begin Records supplied

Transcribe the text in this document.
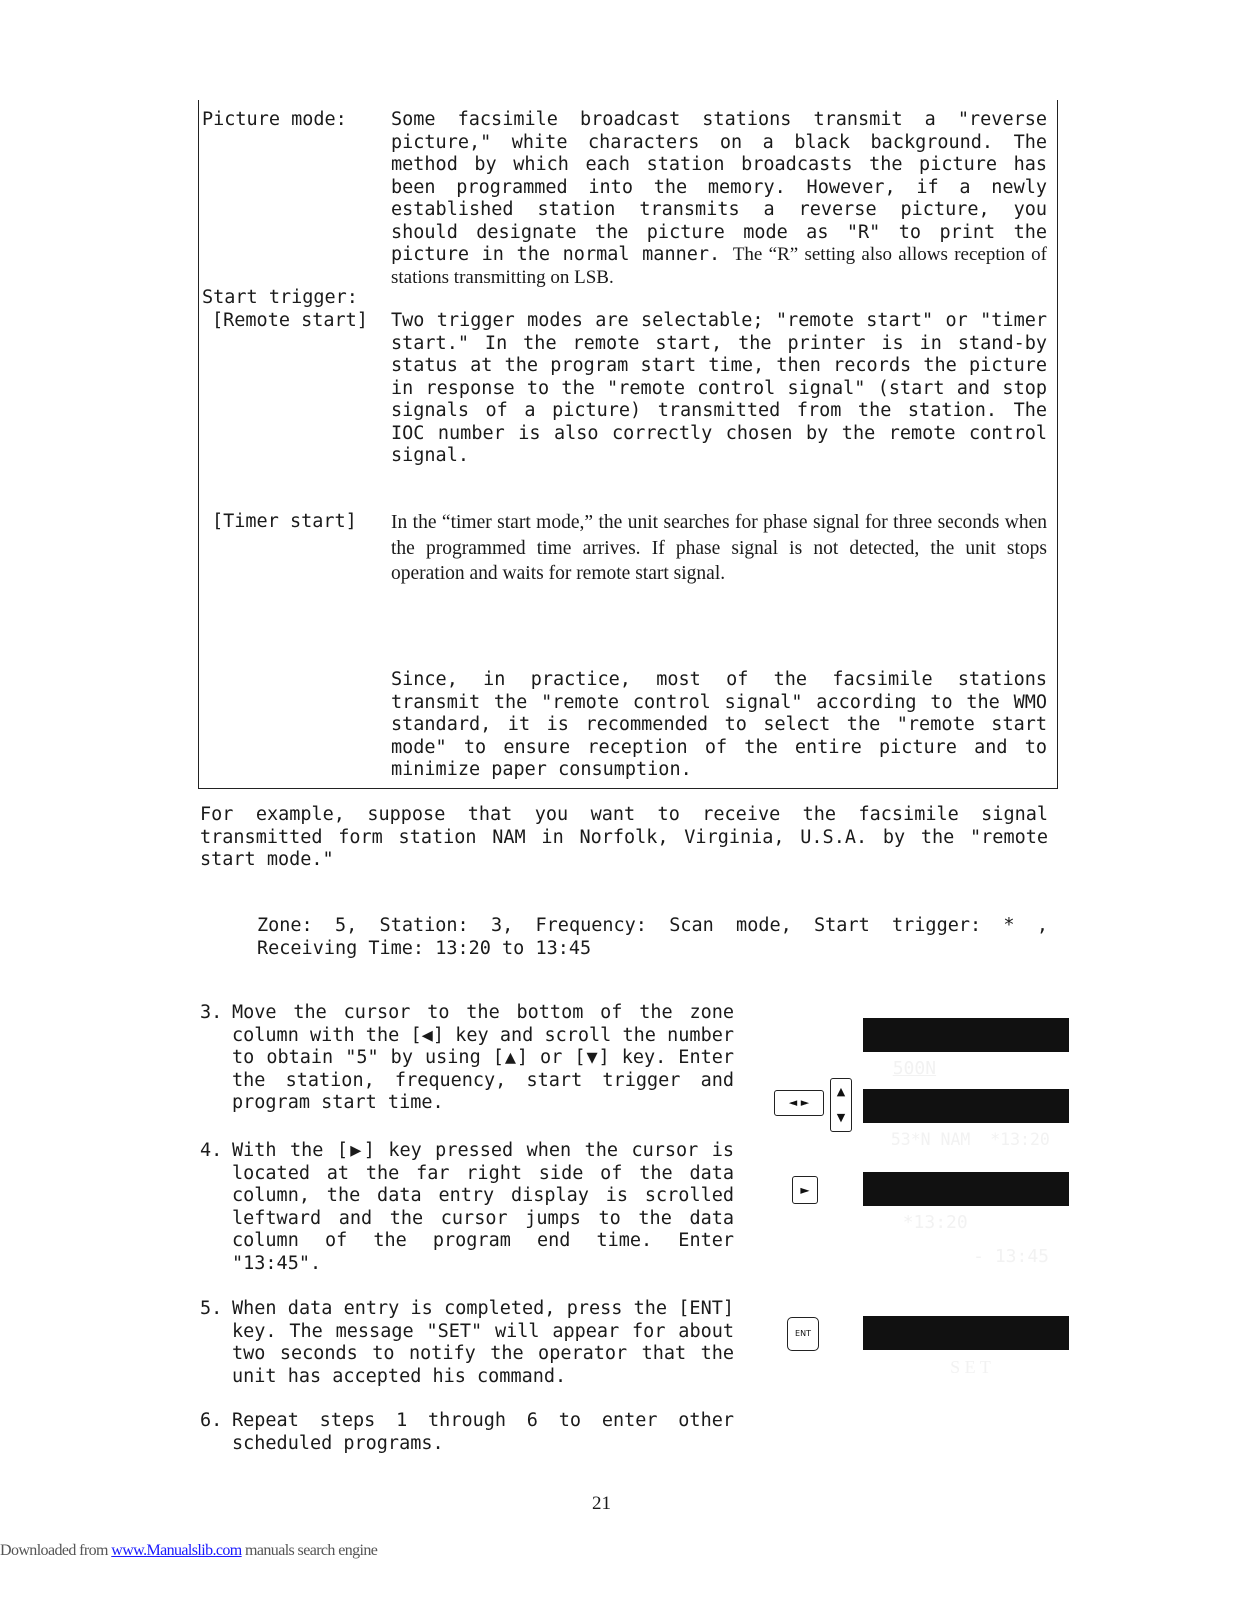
Picture mode: Some facsimile broadcast stations transmit a "reverse picture," white characters on a black background. The method by which each station broadcasts the picture has been programmed into the memory. However, if a newly established station transmits a reverse picture, you should designate the picture mode as "R" to print the picture in the normal manner. The “R” setting also allows reception of stations transmitting on LSB.
Start trigger:
[Remote start] Two trigger modes are selectable; "remote start" or "timer start." In the remote start, the printer is in stand-by status at the program start time, then records the picture in response to the "remote control signal" (start and stop signals of a picture) transmitted from the station. The IOC number is also correctly chosen by the remote control signal.
[Timer start] In the “timer start mode,” the unit searches for phase signal for three seconds when the programmed time arrives. If phase signal is not detected, the unit stops operation and waits for remote start signal.
Since, in practice, most of the facsimile stations transmit the "remote control signal" according to the WMO standard, it is recommended to select the "remote start mode" to ensure reception of the entire picture and to minimize paper consumption.
For example, suppose that you want to receive the facsimile signal transmitted form station NAM in Norfolk, Virginia, U.S.A. by the "remote start mode."
Zone: 5, Station: 3, Frequency: Scan mode, Start trigger: * ,
Receiving Time: 13:20 to 13:45
3. Move the cursor to the bottom of the zone column with the [◀] key and scroll the number to obtain "5" by using [▲] or [▼] key. Enter the station, frequency, start trigger and program start time.
4. With the [▶] key pressed when the cursor is located at the far right side of the data column, the data entry display is scrolled leftward and the cursor jumps to the data column of the program end time. Enter "13:45".
5. When data entry is completed, press the [ENT] key. The message "SET" will appear for about two seconds to notify the operator that the unit has accepted his command.
6. Repeat steps 1 through 6 to enter other scheduled programs.

500N

◄ ►
▲
▼

53*N NAM  *13:20

►

*13:20

- 13:45

ENT

S E T

21
Downloaded from www.Manualslib.com manuals search engine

end Records supplied

:: Challenge ::
Pictures in the records above should not be copied. Repeat everything else exactly.

:: Final result ::
Transcribe the text in this document.
Picture mode: Some facsimile broadcast stations transmit a "reverse picture," white characters on a black background. The method by which each station broadcasts the picture has been programmed into the memory. However, if a newly established station transmits a reverse picture, you should designate the picture mode as "R" to print the picture in the normal manner. The “R” setting also allows reception of stations transmitting on LSB.
Start trigger:
[Remote start] Two trigger modes are selectable; "remote start" or "timer start." In the remote start, the printer is in stand-by status at the program start time, then records the picture in response to the "remote control signal" (start and stop signals of a picture) transmitted from the station. The IOC number is also correctly chosen by the remote control signal.
[Timer start] In the “timer start mode,” the unit searches for phase signal for three seconds when the programmed time arrives. If phase signal is not detected, the unit stops operation and waits for remote start signal.
Since, in practice, most of the facsimile stations transmit the "remote control signal" according to the WMO standard, it is recommended to select the "remote start mode" to ensure reception of the entire picture and to minimize paper consumption.
For example, suppose that you want to receive the facsimile signal transmitted form station NAM in Norfolk, Virginia, U.S.A. by the "remote start mode."
Zone: 5, Station: 3, Frequency: Scan mode, Start trigger: * ,
Receiving Time: 13:20 to 13:45
3. Move the cursor to the bottom of the zone column with the [◀] key and scroll the number to obtain "5" by using [▲] or [▼] key. Enter the station, frequency, start trigger and program start time.
4. With the [▶] key pressed when the cursor is located at the far right side of the data column, the data entry display is scrolled leftward and the cursor jumps to the data column of the program end time. Enter "13:45".
5. When data entry is completed, press the [ENT] key. The message "SET" will appear for about two seconds to notify the operator that the unit has accepted his command.
6. Repeat steps 1 through 6 to enter other scheduled programs.

500N

◄ ►
▲
▼

53*N NAM  *13:20

►

*13:20

- 13:45

ENT

S E T

21
Downloaded from www.Manualslib.com manuals search engine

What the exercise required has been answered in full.